*GIVEN REQUEST:* Reproduce every entry that follows word for word, but omit the images.

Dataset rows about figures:
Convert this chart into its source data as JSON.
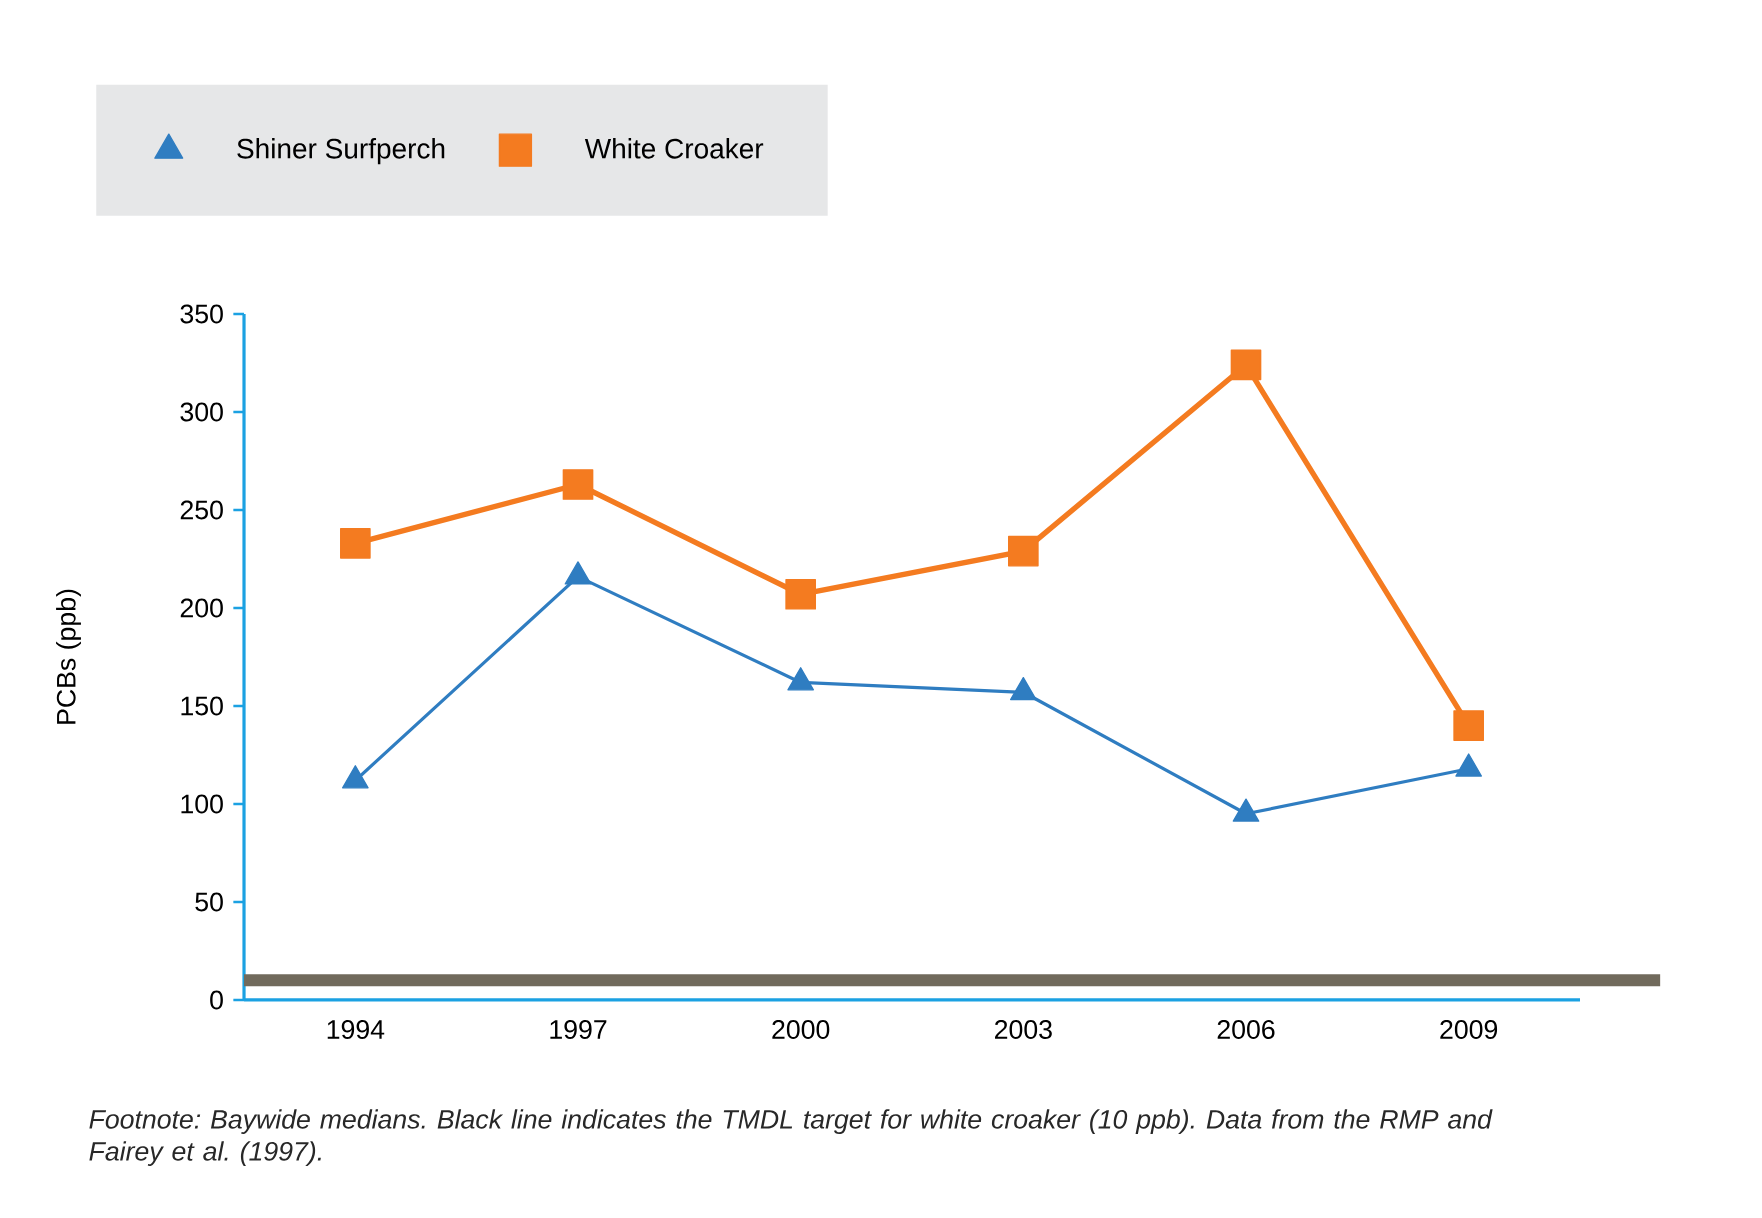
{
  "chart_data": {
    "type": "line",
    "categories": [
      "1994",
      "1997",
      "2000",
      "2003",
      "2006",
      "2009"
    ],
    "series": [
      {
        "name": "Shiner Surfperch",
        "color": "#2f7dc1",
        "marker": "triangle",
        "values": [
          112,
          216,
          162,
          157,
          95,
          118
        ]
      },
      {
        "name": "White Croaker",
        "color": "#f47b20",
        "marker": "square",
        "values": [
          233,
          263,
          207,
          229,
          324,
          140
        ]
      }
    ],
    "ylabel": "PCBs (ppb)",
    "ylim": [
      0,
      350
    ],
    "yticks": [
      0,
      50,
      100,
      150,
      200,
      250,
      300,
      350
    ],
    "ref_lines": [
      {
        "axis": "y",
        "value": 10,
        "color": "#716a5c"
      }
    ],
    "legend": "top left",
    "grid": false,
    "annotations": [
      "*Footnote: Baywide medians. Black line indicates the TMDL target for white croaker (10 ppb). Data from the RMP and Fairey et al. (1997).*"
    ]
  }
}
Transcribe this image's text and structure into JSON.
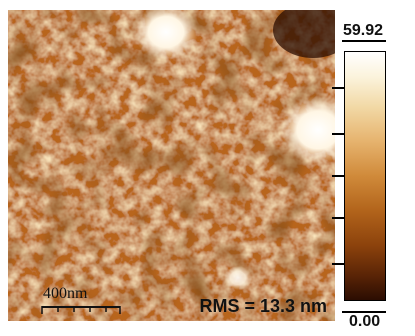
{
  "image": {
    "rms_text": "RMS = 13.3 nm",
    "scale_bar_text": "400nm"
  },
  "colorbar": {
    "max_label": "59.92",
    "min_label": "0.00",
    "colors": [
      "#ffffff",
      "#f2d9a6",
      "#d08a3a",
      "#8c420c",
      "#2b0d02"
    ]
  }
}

*EXERCISE ANSWER:*
Convert this chart into its source data as JSON.
{
  "chart_data": {
    "type": "line",
    "categories": [
      "1994",
      "1997",
      "2000",
      "2003",
      "2006",
      "2009"
    ],
    "series": [
      {
        "name": "Shiner Surfperch",
        "color": "#2f7dc1",
        "marker": "triangle",
        "values": [
          112,
          216,
          162,
          157,
          95,
          118
        ]
      },
      {
        "name": "White Croaker",
        "color": "#f47b20",
        "marker": "square",
        "values": [
          233,
          263,
          207,
          229,
          324,
          140
        ]
      }
    ],
    "ylabel": "PCBs (ppb)",
    "ylim": [
      0,
      350
    ],
    "yticks": [
      0,
      50,
      100,
      150,
      200,
      250,
      300,
      350
    ],
    "ref_lines": [
      {
        "axis": "y",
        "value": 10,
        "color": "#716a5c"
      }
    ],
    "legend": "top left",
    "grid": false,
    "annotations": [
      "*Footnote: Baywide medians. Black line indicates the TMDL target for white croaker (10 ppb). Data from the RMP and Fairey et al. (1997).*"
    ]
  }
}
Transcribe this image's text and structure into JSON.
{
  "image": {
    "rms_text": "RMS = 13.3 nm",
    "scale_bar_text": "400nm"
  },
  "colorbar": {
    "max_label": "59.92",
    "min_label": "0.00",
    "colors": [
      "#ffffff",
      "#f2d9a6",
      "#d08a3a",
      "#8c420c",
      "#2b0d02"
    ]
  }
}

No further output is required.